| TASK OBJECTIVE |
The entries below are to be repeated exactly as they stand.

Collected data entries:

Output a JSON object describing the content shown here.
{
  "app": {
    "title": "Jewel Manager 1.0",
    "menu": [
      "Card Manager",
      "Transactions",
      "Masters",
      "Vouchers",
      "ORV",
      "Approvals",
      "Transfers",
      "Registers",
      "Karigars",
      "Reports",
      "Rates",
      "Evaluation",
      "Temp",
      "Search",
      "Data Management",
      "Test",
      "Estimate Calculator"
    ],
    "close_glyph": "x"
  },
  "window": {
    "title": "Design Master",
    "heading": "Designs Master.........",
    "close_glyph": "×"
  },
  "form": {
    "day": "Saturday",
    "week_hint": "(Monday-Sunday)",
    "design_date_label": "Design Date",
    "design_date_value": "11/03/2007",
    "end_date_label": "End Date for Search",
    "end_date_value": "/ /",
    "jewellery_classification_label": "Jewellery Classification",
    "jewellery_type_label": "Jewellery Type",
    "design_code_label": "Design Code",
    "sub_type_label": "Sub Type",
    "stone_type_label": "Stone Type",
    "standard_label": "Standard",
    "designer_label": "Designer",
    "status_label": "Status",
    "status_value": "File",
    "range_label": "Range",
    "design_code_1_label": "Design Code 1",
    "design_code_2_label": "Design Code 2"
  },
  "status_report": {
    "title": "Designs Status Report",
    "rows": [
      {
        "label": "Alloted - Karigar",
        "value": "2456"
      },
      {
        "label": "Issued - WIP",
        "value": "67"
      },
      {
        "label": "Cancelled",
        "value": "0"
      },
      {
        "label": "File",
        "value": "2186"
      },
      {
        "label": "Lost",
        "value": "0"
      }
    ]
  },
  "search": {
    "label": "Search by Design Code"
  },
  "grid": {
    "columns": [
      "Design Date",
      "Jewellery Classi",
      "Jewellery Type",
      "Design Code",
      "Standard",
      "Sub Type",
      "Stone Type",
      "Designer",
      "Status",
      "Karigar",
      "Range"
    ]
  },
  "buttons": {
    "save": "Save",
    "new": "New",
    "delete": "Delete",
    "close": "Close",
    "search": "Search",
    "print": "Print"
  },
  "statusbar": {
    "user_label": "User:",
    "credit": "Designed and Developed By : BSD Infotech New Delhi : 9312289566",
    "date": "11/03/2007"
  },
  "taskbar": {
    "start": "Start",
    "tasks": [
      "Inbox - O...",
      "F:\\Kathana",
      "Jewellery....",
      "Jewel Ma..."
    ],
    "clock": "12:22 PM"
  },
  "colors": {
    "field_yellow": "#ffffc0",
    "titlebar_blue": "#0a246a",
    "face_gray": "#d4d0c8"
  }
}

| RESPONSE BELOW |
Output a JSON object describing the content shown here.
{
  "app": {
    "title": "Jewel Manager 1.0",
    "menu": [
      "Card Manager",
      "Transactions",
      "Masters",
      "Vouchers",
      "ORV",
      "Approvals",
      "Transfers",
      "Registers",
      "Karigars",
      "Reports",
      "Rates",
      "Evaluation",
      "Temp",
      "Search",
      "Data Management",
      "Test",
      "Estimate Calculator"
    ],
    "close_glyph": "x"
  },
  "window": {
    "title": "Design Master",
    "heading": "Designs Master.........",
    "close_glyph": "×"
  },
  "form": {
    "day": "Saturday",
    "week_hint": "(Monday-Sunday)",
    "design_date_label": "Design Date",
    "design_date_value": "11/03/2007",
    "end_date_label": "End Date for Search",
    "end_date_value": "/ /",
    "jewellery_classification_label": "Jewellery Classification",
    "jewellery_type_label": "Jewellery Type",
    "design_code_label": "Design Code",
    "sub_type_label": "Sub Type",
    "stone_type_label": "Stone Type",
    "standard_label": "Standard",
    "designer_label": "Designer",
    "status_label": "Status",
    "status_value": "File",
    "range_label": "Range",
    "design_code_1_label": "Design Code 1",
    "design_code_2_label": "Design Code 2"
  },
  "status_report": {
    "title": "Designs Status Report",
    "rows": [
      {
        "label": "Alloted - Karigar",
        "value": "2456"
      },
      {
        "label": "Issued - WIP",
        "value": "67"
      },
      {
        "label": "Cancelled",
        "value": "0"
      },
      {
        "label": "File",
        "value": "2186"
      },
      {
        "label": "Lost",
        "value": "0"
      }
    ]
  },
  "search": {
    "label": "Search by Design Code"
  },
  "grid": {
    "columns": [
      "Design Date",
      "Jewellery Classi",
      "Jewellery Type",
      "Design Code",
      "Standard",
      "Sub Type",
      "Stone Type",
      "Designer",
      "Status",
      "Karigar",
      "Range"
    ]
  },
  "buttons": {
    "save": "Save",
    "new": "New",
    "delete": "Delete",
    "close": "Close",
    "search": "Search",
    "print": "Print"
  },
  "statusbar": {
    "user_label": "User:",
    "credit": "Designed and Developed By : BSD Infotech New Delhi : 9312289566",
    "date": "11/03/2007"
  },
  "taskbar": {
    "start": "Start",
    "tasks": [
      "Inbox - O...",
      "F:\\Kathana",
      "Jewellery....",
      "Jewel Ma..."
    ],
    "clock": "12:22 PM"
  },
  "colors": {
    "field_yellow": "#ffffc0",
    "titlebar_blue": "#0a246a",
    "face_gray": "#d4d0c8"
  }
}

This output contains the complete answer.